[GIVEN DATA start]

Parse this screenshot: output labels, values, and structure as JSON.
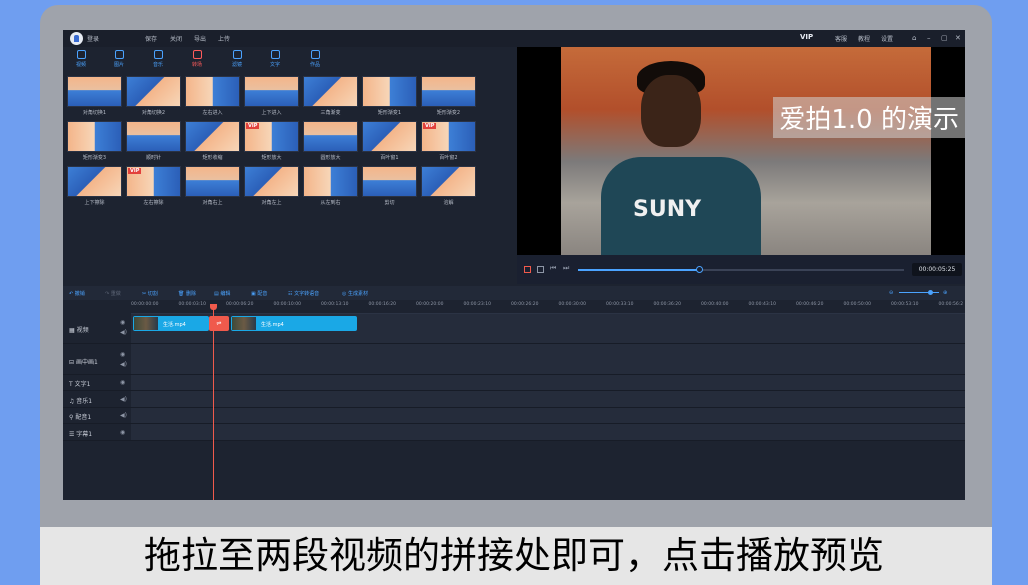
{
  "app": {
    "title_login": "登录",
    "menu": [
      "保存",
      "关闭",
      "导出",
      "上传"
    ],
    "vip": "VIP",
    "right_menu": [
      "客服",
      "教程",
      "设置"
    ]
  },
  "tools": [
    "视频",
    "图片",
    "音乐",
    "转场",
    "滤镜",
    "文字",
    "作品"
  ],
  "transitions": [
    {
      "label": "对角切换1",
      "vip": false
    },
    {
      "label": "对角切换2",
      "vip": false
    },
    {
      "label": "左右进入",
      "vip": false
    },
    {
      "label": "上下进入",
      "vip": false
    },
    {
      "label": "三角渐变",
      "vip": false
    },
    {
      "label": "矩形渐变1",
      "vip": false
    },
    {
      "label": "矩形渐变2",
      "vip": false
    },
    {
      "label": "矩形渐变3",
      "vip": false
    },
    {
      "label": "顺时针",
      "vip": false
    },
    {
      "label": "矩形收缩",
      "vip": false
    },
    {
      "label": "矩形放大",
      "vip": true
    },
    {
      "label": "圆形放大",
      "vip": false
    },
    {
      "label": "百叶窗1",
      "vip": false
    },
    {
      "label": "百叶窗2",
      "vip": true
    },
    {
      "label": "上下擦除",
      "vip": false
    },
    {
      "label": "左右擦除",
      "vip": true
    },
    {
      "label": "对角右上",
      "vip": false
    },
    {
      "label": "对角左上",
      "vip": false
    },
    {
      "label": "从左到右",
      "vip": false
    },
    {
      "label": "剪切",
      "vip": false
    },
    {
      "label": "溶解",
      "vip": false
    }
  ],
  "vip_tag": "VIP",
  "preview": {
    "watermark": "爱拍1.0 的演示",
    "jersey": "SUNY",
    "timecode": "00:00:05:25",
    "progress": 0.37
  },
  "timeline_toolbar": [
    "撤销",
    "重做",
    "切割",
    "删除",
    "编辑",
    "配音",
    "文字转语音",
    "生成素材"
  ],
  "ruler": [
    "00:00:00:00",
    "00:00:03:10",
    "00:00:06:20",
    "00:00:10:00",
    "00:00:13:10",
    "00:00:16:20",
    "00:00:20:00",
    "00:00:23:10",
    "00:00:26:20",
    "00:00:30:00",
    "00:00:33:10",
    "00:00:36:20",
    "00:00:40:00",
    "00:00:43:10",
    "00:00:46:20",
    "00:00:50:00",
    "00:00:53:10",
    "00:00:56:2"
  ],
  "tracks": [
    {
      "label": "视频",
      "icon": "film-icon"
    },
    {
      "label": "画中画1",
      "icon": "pip-icon"
    },
    {
      "label": "文字1",
      "icon": "text-icon"
    },
    {
      "label": "音乐1",
      "icon": "music-icon"
    },
    {
      "label": "配音1",
      "icon": "mic-icon"
    },
    {
      "label": "字幕1",
      "icon": "subtitle-icon"
    }
  ],
  "clips": [
    {
      "name": "生活.mp4"
    },
    {
      "name": "生活.mp4"
    }
  ],
  "caption": "拖拉至两段视频的拼接处即可，点击播放预览"
}
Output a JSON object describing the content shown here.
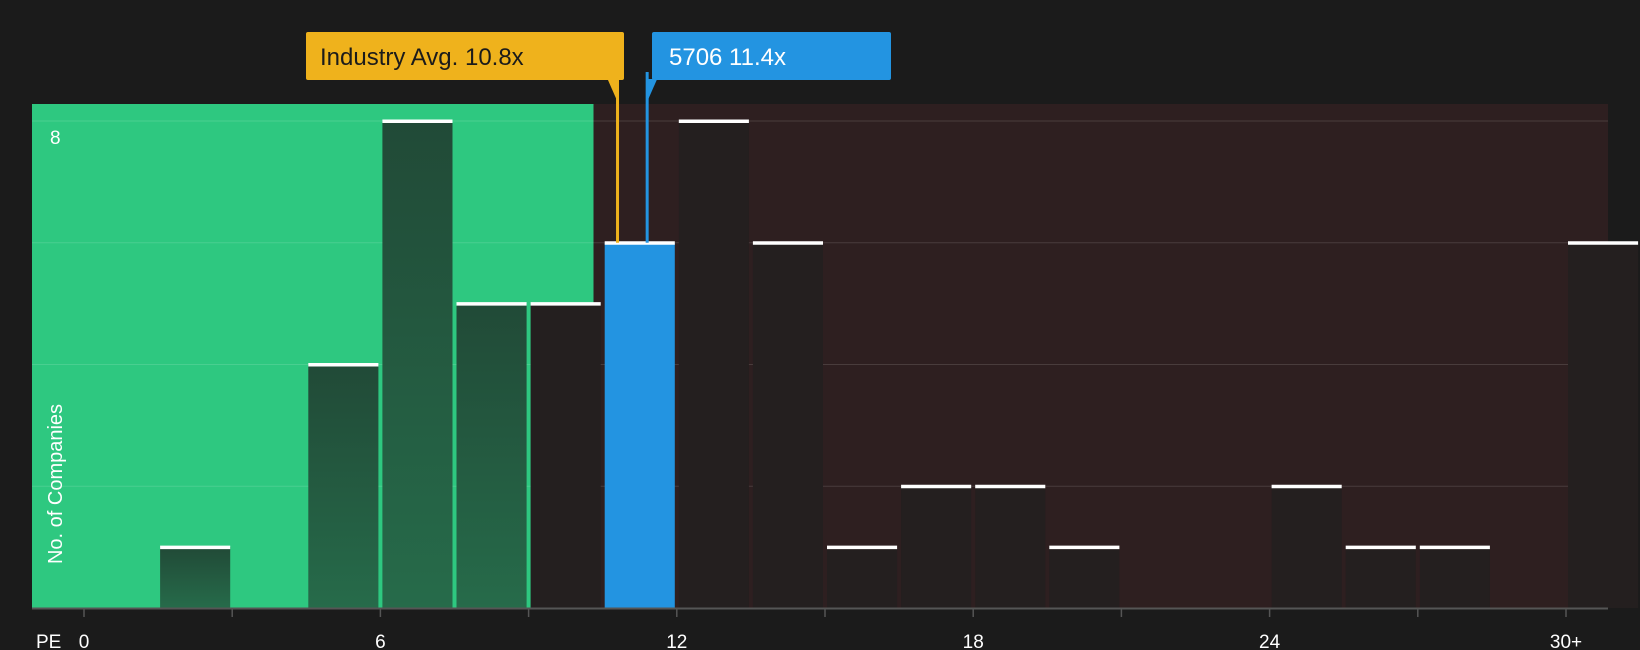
{
  "chart_data": {
    "type": "bar",
    "title": "",
    "xlabel": "PE",
    "ylabel": "No. of Companies",
    "xlim": [
      0,
      32
    ],
    "ylim": [
      0,
      8
    ],
    "y_max_tick_label": "8",
    "x_ticks": [
      {
        "value": 0,
        "label": "0"
      },
      {
        "value": 6,
        "label": "6"
      },
      {
        "value": 12,
        "label": "12"
      },
      {
        "value": 18,
        "label": "18"
      },
      {
        "value": 24,
        "label": "24"
      },
      {
        "value": 30,
        "label": "30+"
      }
    ],
    "bin_width": 1.5,
    "bins": [
      {
        "start": 1.5,
        "count": 1
      },
      {
        "start": 4.5,
        "count": 4
      },
      {
        "start": 6.0,
        "count": 8
      },
      {
        "start": 7.5,
        "count": 5
      },
      {
        "start": 9.0,
        "count": 5
      },
      {
        "start": 10.5,
        "count": 6,
        "highlight": true
      },
      {
        "start": 12.0,
        "count": 8
      },
      {
        "start": 13.5,
        "count": 6
      },
      {
        "start": 15.0,
        "count": 1
      },
      {
        "start": 16.5,
        "count": 2
      },
      {
        "start": 18.0,
        "count": 2
      },
      {
        "start": 19.5,
        "count": 1
      },
      {
        "start": 24.0,
        "count": 2
      },
      {
        "start": 25.5,
        "count": 1
      },
      {
        "start": 27.0,
        "count": 1
      },
      {
        "start": 30.0,
        "count": 6
      }
    ],
    "industry_avg": {
      "value": 10.8,
      "label": "Industry Avg. 10.8x"
    },
    "company": {
      "value": 11.4,
      "label": "5706 11.4x"
    },
    "colors": {
      "background": "#1b1b1b",
      "below_avg_region": "#2ec880",
      "above_avg_region": "#2e1f20",
      "bar_in_green": "#235a3e",
      "bar_in_red": "#241f1f",
      "company_bar": "#2394e1",
      "industry_callout": "#efb21c",
      "company_callout": "#2394e1",
      "bar_cap": "#ffffff",
      "axis": "#555555"
    }
  }
}
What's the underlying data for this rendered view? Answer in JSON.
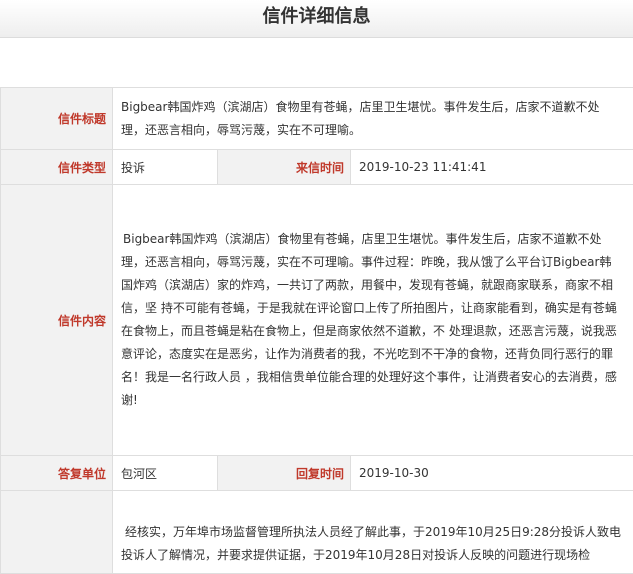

[GIVEN DATA end]

**EXERCISE REQUIREMENTS**:
Send back the data above word for word, with the pictures left out.

**CORRECT ANSWER**:
Parse this screenshot: output labels, values, and structure as JSON.
{
  "app": {
    "title_login": "登录",
    "menu": [
      "保存",
      "关闭",
      "导出",
      "上传"
    ],
    "vip": "VIP",
    "right_menu": [
      "客服",
      "教程",
      "设置"
    ]
  },
  "tools": [
    "视频",
    "图片",
    "音乐",
    "转场",
    "滤镜",
    "文字",
    "作品"
  ],
  "transitions": [
    {
      "label": "对角切换1",
      "vip": false
    },
    {
      "label": "对角切换2",
      "vip": false
    },
    {
      "label": "左右进入",
      "vip": false
    },
    {
      "label": "上下进入",
      "vip": false
    },
    {
      "label": "三角渐变",
      "vip": false
    },
    {
      "label": "矩形渐变1",
      "vip": false
    },
    {
      "label": "矩形渐变2",
      "vip": false
    },
    {
      "label": "矩形渐变3",
      "vip": false
    },
    {
      "label": "顺时针",
      "vip": false
    },
    {
      "label": "矩形收缩",
      "vip": false
    },
    {
      "label": "矩形放大",
      "vip": true
    },
    {
      "label": "圆形放大",
      "vip": false
    },
    {
      "label": "百叶窗1",
      "vip": false
    },
    {
      "label": "百叶窗2",
      "vip": true
    },
    {
      "label": "上下擦除",
      "vip": false
    },
    {
      "label": "左右擦除",
      "vip": true
    },
    {
      "label": "对角右上",
      "vip": false
    },
    {
      "label": "对角左上",
      "vip": false
    },
    {
      "label": "从左到右",
      "vip": false
    },
    {
      "label": "剪切",
      "vip": false
    },
    {
      "label": "溶解",
      "vip": false
    }
  ],
  "vip_tag": "VIP",
  "preview": {
    "watermark": "爱拍1.0 的演示",
    "jersey": "SUNY",
    "timecode": "00:00:05:25",
    "progress": 0.37
  },
  "timeline_toolbar": [
    "撤销",
    "重做",
    "切割",
    "删除",
    "编辑",
    "配音",
    "文字转语音",
    "生成素材"
  ],
  "ruler": [
    "00:00:00:00",
    "00:00:03:10",
    "00:00:06:20",
    "00:00:10:00",
    "00:00:13:10",
    "00:00:16:20",
    "00:00:20:00",
    "00:00:23:10",
    "00:00:26:20",
    "00:00:30:00",
    "00:00:33:10",
    "00:00:36:20",
    "00:00:40:00",
    "00:00:43:10",
    "00:00:46:20",
    "00:00:50:00",
    "00:00:53:10",
    "00:00:56:2"
  ],
  "tracks": [
    {
      "label": "视频",
      "icon": "film-icon"
    },
    {
      "label": "画中画1",
      "icon": "pip-icon"
    },
    {
      "label": "文字1",
      "icon": "text-icon"
    },
    {
      "label": "音乐1",
      "icon": "music-icon"
    },
    {
      "label": "配音1",
      "icon": "mic-icon"
    },
    {
      "label": "字幕1",
      "icon": "subtitle-icon"
    }
  ],
  "clips": [
    {
      "name": "生活.mp4"
    },
    {
      "name": "生活.mp4"
    }
  ],
  "caption": "拖拉至两段视频的拼接处即可，点击播放预览"
}
Output a JSON object describing the content shown here.
{
  "chart_data": {
    "type": "bar",
    "title": "",
    "xlabel": "PE",
    "ylabel": "No. of Companies",
    "xlim": [
      0,
      32
    ],
    "ylim": [
      0,
      8
    ],
    "y_max_tick_label": "8",
    "x_ticks": [
      {
        "value": 0,
        "label": "0"
      },
      {
        "value": 6,
        "label": "6"
      },
      {
        "value": 12,
        "label": "12"
      },
      {
        "value": 18,
        "label": "18"
      },
      {
        "value": 24,
        "label": "24"
      },
      {
        "value": 30,
        "label": "30+"
      }
    ],
    "bin_width": 1.5,
    "bins": [
      {
        "start": 1.5,
        "count": 1
      },
      {
        "start": 4.5,
        "count": 4
      },
      {
        "start": 6.0,
        "count": 8
      },
      {
        "start": 7.5,
        "count": 5
      },
      {
        "start": 9.0,
        "count": 5
      },
      {
        "start": 10.5,
        "count": 6,
        "highlight": true
      },
      {
        "start": 12.0,
        "count": 8
      },
      {
        "start": 13.5,
        "count": 6
      },
      {
        "start": 15.0,
        "count": 1
      },
      {
        "start": 16.5,
        "count": 2
      },
      {
        "start": 18.0,
        "count": 2
      },
      {
        "start": 19.5,
        "count": 1
      },
      {
        "start": 24.0,
        "count": 2
      },
      {
        "start": 25.5,
        "count": 1
      },
      {
        "start": 27.0,
        "count": 1
      },
      {
        "start": 30.0,
        "count": 6
      }
    ],
    "industry_avg": {
      "value": 10.8,
      "label": "Industry Avg. 10.8x"
    },
    "company": {
      "value": 11.4,
      "label": "5706 11.4x"
    },
    "colors": {
      "background": "#1b1b1b",
      "below_avg_region": "#2ec880",
      "above_avg_region": "#2e1f20",
      "bar_in_green": "#235a3e",
      "bar_in_red": "#241f1f",
      "company_bar": "#2394e1",
      "industry_callout": "#efb21c",
      "company_callout": "#2394e1",
      "bar_cap": "#ffffff",
      "axis": "#555555"
    }
  }
}
What's the underlying data for this rendered view? Answer in JSON.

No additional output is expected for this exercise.